■ **EXERCISE REQUIREMENTS**:
Transcribe all the entries word for word, omitting any pictures they contain.

■ **TASK MATERIAL**:
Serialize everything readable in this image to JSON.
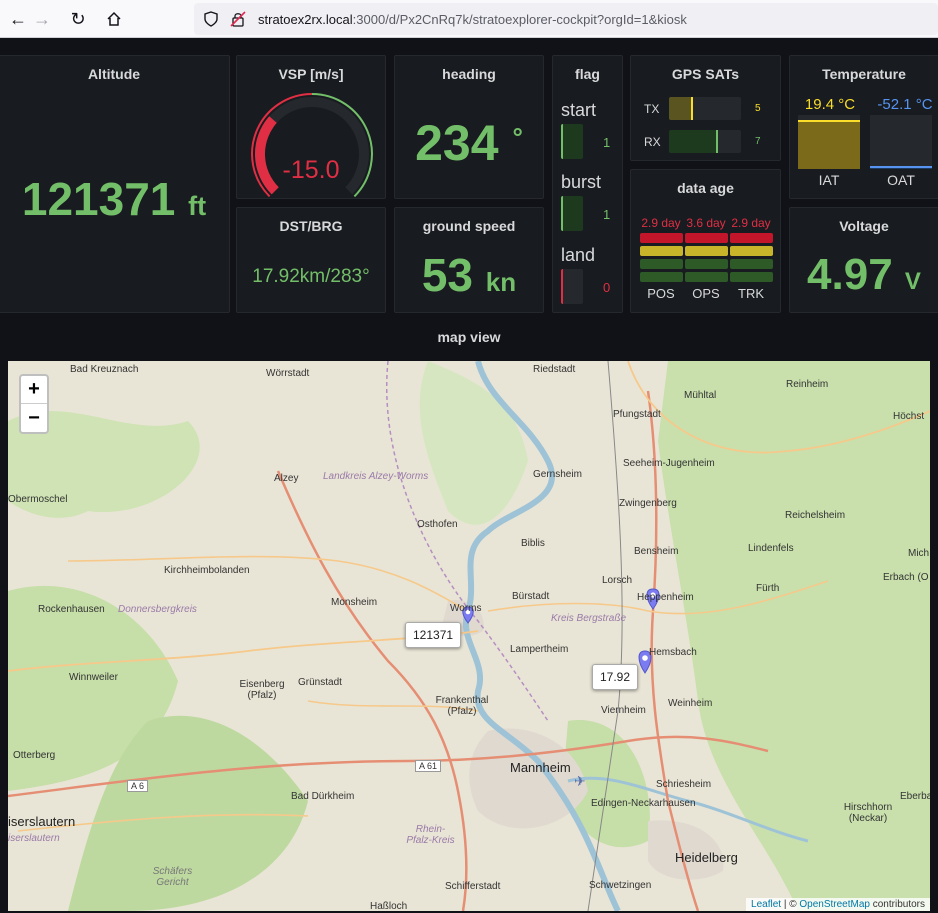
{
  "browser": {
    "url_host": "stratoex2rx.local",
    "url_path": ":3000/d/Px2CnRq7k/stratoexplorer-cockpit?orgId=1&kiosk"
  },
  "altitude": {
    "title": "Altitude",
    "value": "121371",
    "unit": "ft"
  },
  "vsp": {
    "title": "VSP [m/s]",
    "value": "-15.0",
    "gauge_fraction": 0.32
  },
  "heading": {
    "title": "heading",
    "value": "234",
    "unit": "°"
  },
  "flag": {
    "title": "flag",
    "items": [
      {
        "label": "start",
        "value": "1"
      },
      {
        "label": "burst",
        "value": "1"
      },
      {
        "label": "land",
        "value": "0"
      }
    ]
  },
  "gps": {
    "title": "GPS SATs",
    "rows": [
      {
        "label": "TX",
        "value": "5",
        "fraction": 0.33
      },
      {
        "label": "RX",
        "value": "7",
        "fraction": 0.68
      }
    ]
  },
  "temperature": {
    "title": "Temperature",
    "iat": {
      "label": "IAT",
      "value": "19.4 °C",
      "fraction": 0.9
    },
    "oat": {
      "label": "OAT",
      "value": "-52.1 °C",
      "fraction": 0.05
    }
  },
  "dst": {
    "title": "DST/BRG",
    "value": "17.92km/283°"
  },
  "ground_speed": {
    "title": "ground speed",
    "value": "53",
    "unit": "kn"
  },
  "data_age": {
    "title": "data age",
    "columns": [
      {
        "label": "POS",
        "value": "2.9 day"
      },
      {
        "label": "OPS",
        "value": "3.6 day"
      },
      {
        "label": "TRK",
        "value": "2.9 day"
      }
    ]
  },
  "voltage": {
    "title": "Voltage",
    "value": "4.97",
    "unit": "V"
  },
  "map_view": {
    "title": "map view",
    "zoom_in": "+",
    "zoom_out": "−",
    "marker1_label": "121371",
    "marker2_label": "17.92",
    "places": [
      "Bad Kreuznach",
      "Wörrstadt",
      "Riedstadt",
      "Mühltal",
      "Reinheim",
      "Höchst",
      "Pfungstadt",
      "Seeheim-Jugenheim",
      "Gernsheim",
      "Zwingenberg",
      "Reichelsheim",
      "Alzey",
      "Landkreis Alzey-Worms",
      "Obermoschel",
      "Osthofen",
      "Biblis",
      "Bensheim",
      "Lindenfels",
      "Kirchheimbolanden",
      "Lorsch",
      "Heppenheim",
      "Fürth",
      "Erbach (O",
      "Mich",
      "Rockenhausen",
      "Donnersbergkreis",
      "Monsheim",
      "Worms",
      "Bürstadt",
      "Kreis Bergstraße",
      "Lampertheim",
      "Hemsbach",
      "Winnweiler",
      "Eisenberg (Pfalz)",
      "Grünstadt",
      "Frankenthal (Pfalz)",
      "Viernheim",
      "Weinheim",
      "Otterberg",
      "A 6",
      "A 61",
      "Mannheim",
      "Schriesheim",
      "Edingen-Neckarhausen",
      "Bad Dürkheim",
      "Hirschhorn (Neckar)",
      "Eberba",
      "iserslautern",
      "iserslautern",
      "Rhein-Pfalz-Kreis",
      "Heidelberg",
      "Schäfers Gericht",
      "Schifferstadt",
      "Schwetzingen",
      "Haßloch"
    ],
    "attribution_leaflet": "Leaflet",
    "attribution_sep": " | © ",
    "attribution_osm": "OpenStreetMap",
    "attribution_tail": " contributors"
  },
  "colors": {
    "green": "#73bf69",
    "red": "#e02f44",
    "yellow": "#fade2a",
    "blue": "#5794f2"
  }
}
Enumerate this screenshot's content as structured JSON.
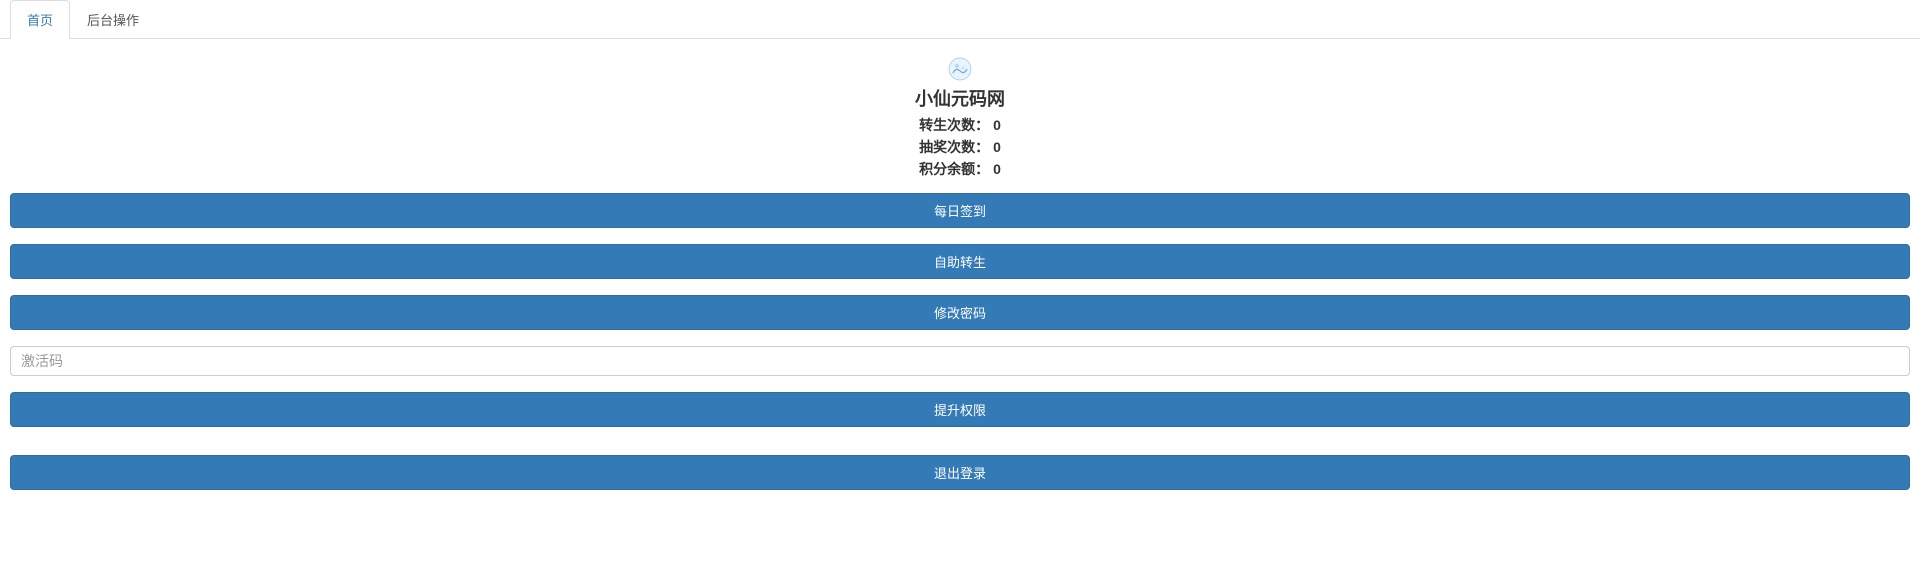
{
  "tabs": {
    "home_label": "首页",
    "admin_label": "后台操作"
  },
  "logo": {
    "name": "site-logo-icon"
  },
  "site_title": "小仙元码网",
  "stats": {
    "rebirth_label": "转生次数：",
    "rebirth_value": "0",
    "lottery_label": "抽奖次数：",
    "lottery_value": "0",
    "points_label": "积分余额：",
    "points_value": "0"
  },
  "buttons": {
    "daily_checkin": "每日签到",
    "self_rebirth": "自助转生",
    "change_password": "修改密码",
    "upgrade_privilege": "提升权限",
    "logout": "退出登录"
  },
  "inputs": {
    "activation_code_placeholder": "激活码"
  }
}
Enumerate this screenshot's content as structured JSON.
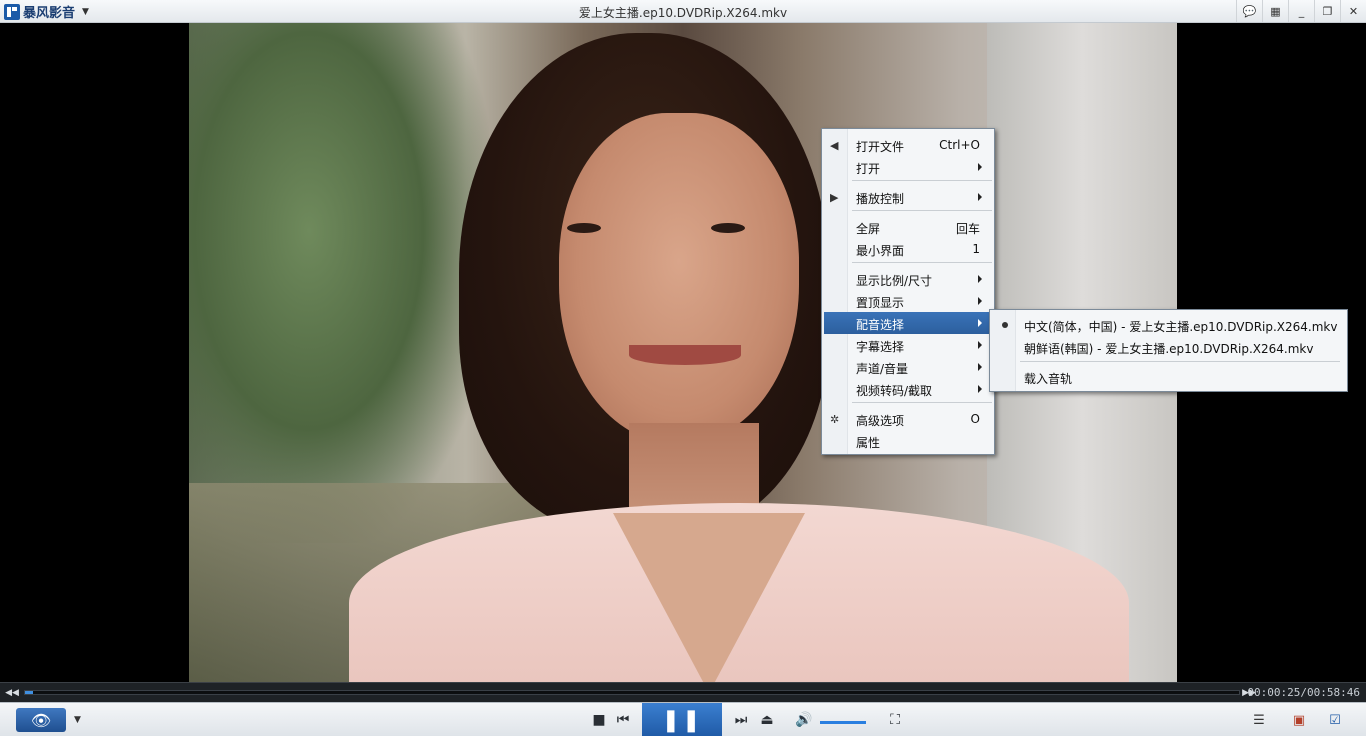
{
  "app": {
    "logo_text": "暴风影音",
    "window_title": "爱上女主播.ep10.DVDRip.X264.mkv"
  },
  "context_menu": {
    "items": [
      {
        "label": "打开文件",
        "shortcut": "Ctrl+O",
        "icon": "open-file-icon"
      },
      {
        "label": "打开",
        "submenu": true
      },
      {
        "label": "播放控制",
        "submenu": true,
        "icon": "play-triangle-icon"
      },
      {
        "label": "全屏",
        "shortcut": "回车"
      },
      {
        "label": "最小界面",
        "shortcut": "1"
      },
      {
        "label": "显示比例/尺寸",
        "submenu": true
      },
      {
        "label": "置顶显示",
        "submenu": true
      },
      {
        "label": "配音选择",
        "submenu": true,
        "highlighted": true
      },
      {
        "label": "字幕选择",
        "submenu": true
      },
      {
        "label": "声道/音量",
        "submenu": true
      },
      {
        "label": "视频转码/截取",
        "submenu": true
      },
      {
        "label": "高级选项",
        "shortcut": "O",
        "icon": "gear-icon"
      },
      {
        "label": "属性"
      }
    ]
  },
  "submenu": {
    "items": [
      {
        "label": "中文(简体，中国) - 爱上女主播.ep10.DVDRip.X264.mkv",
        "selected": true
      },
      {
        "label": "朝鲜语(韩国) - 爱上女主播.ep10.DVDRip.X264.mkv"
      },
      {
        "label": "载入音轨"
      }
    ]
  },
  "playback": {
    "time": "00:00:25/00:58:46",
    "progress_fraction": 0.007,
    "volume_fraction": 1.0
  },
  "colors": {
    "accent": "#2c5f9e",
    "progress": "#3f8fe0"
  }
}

■ **SOLUTION TO THE PROBLEM**:
Serialize everything readable in this image to JSON.
{
  "browser": {
    "url_host": "stratoex2rx.local",
    "url_path": ":3000/d/Px2CnRq7k/stratoexplorer-cockpit?orgId=1&kiosk"
  },
  "altitude": {
    "title": "Altitude",
    "value": "121371",
    "unit": "ft"
  },
  "vsp": {
    "title": "VSP [m/s]",
    "value": "-15.0",
    "gauge_fraction": 0.32
  },
  "heading": {
    "title": "heading",
    "value": "234",
    "unit": "°"
  },
  "flag": {
    "title": "flag",
    "items": [
      {
        "label": "start",
        "value": "1"
      },
      {
        "label": "burst",
        "value": "1"
      },
      {
        "label": "land",
        "value": "0"
      }
    ]
  },
  "gps": {
    "title": "GPS SATs",
    "rows": [
      {
        "label": "TX",
        "value": "5",
        "fraction": 0.33
      },
      {
        "label": "RX",
        "value": "7",
        "fraction": 0.68
      }
    ]
  },
  "temperature": {
    "title": "Temperature",
    "iat": {
      "label": "IAT",
      "value": "19.4 °C",
      "fraction": 0.9
    },
    "oat": {
      "label": "OAT",
      "value": "-52.1 °C",
      "fraction": 0.05
    }
  },
  "dst": {
    "title": "DST/BRG",
    "value": "17.92km/283°"
  },
  "ground_speed": {
    "title": "ground speed",
    "value": "53",
    "unit": "kn"
  },
  "data_age": {
    "title": "data age",
    "columns": [
      {
        "label": "POS",
        "value": "2.9 day"
      },
      {
        "label": "OPS",
        "value": "3.6 day"
      },
      {
        "label": "TRK",
        "value": "2.9 day"
      }
    ]
  },
  "voltage": {
    "title": "Voltage",
    "value": "4.97",
    "unit": "V"
  },
  "map_view": {
    "title": "map view",
    "zoom_in": "+",
    "zoom_out": "−",
    "marker1_label": "121371",
    "marker2_label": "17.92",
    "places": [
      "Bad Kreuznach",
      "Wörrstadt",
      "Riedstadt",
      "Mühltal",
      "Reinheim",
      "Höchst",
      "Pfungstadt",
      "Seeheim-Jugenheim",
      "Gernsheim",
      "Zwingenberg",
      "Reichelsheim",
      "Alzey",
      "Landkreis Alzey-Worms",
      "Obermoschel",
      "Osthofen",
      "Biblis",
      "Bensheim",
      "Lindenfels",
      "Kirchheimbolanden",
      "Lorsch",
      "Heppenheim",
      "Fürth",
      "Erbach (O",
      "Mich",
      "Rockenhausen",
      "Donnersbergkreis",
      "Monsheim",
      "Worms",
      "Bürstadt",
      "Kreis Bergstraße",
      "Lampertheim",
      "Hemsbach",
      "Winnweiler",
      "Eisenberg (Pfalz)",
      "Grünstadt",
      "Frankenthal (Pfalz)",
      "Viernheim",
      "Weinheim",
      "Otterberg",
      "A 6",
      "A 61",
      "Mannheim",
      "Schriesheim",
      "Edingen-Neckarhausen",
      "Bad Dürkheim",
      "Hirschhorn (Neckar)",
      "Eberba",
      "iserslautern",
      "iserslautern",
      "Rhein-Pfalz-Kreis",
      "Heidelberg",
      "Schäfers Gericht",
      "Schifferstadt",
      "Schwetzingen",
      "Haßloch"
    ],
    "attribution_leaflet": "Leaflet",
    "attribution_sep": " | © ",
    "attribution_osm": "OpenStreetMap",
    "attribution_tail": " contributors"
  },
  "colors": {
    "green": "#73bf69",
    "red": "#e02f44",
    "yellow": "#fade2a",
    "blue": "#5794f2"
  }
}
Enumerate this screenshot's content as structured JSON.
{
  "tabs": {
    "home_label": "首页",
    "admin_label": "后台操作"
  },
  "logo": {
    "name": "site-logo-icon"
  },
  "site_title": "小仙元码网",
  "stats": {
    "rebirth_label": "转生次数：",
    "rebirth_value": "0",
    "lottery_label": "抽奖次数：",
    "lottery_value": "0",
    "points_label": "积分余额：",
    "points_value": "0"
  },
  "buttons": {
    "daily_checkin": "每日签到",
    "self_rebirth": "自助转生",
    "change_password": "修改密码",
    "upgrade_privilege": "提升权限",
    "logout": "退出登录"
  },
  "inputs": {
    "activation_code_placeholder": "激活码"
  }
}
Enumerate this screenshot's content as structured JSON.
{
  "app": {
    "logo_text": "暴风影音",
    "window_title": "爱上女主播.ep10.DVDRip.X264.mkv"
  },
  "context_menu": {
    "items": [
      {
        "label": "打开文件",
        "shortcut": "Ctrl+O",
        "icon": "open-file-icon"
      },
      {
        "label": "打开",
        "submenu": true
      },
      {
        "label": "播放控制",
        "submenu": true,
        "icon": "play-triangle-icon"
      },
      {
        "label": "全屏",
        "shortcut": "回车"
      },
      {
        "label": "最小界面",
        "shortcut": "1"
      },
      {
        "label": "显示比例/尺寸",
        "submenu": true
      },
      {
        "label": "置顶显示",
        "submenu": true
      },
      {
        "label": "配音选择",
        "submenu": true,
        "highlighted": true
      },
      {
        "label": "字幕选择",
        "submenu": true
      },
      {
        "label": "声道/音量",
        "submenu": true
      },
      {
        "label": "视频转码/截取",
        "submenu": true
      },
      {
        "label": "高级选项",
        "shortcut": "O",
        "icon": "gear-icon"
      },
      {
        "label": "属性"
      }
    ]
  },
  "submenu": {
    "items": [
      {
        "label": "中文(简体，中国) - 爱上女主播.ep10.DVDRip.X264.mkv",
        "selected": true
      },
      {
        "label": "朝鲜语(韩国) - 爱上女主播.ep10.DVDRip.X264.mkv"
      },
      {
        "label": "载入音轨"
      }
    ]
  },
  "playback": {
    "time": "00:00:25/00:58:46",
    "progress_fraction": 0.007,
    "volume_fraction": 1.0
  },
  "colors": {
    "accent": "#2c5f9e",
    "progress": "#3f8fe0"
  }
}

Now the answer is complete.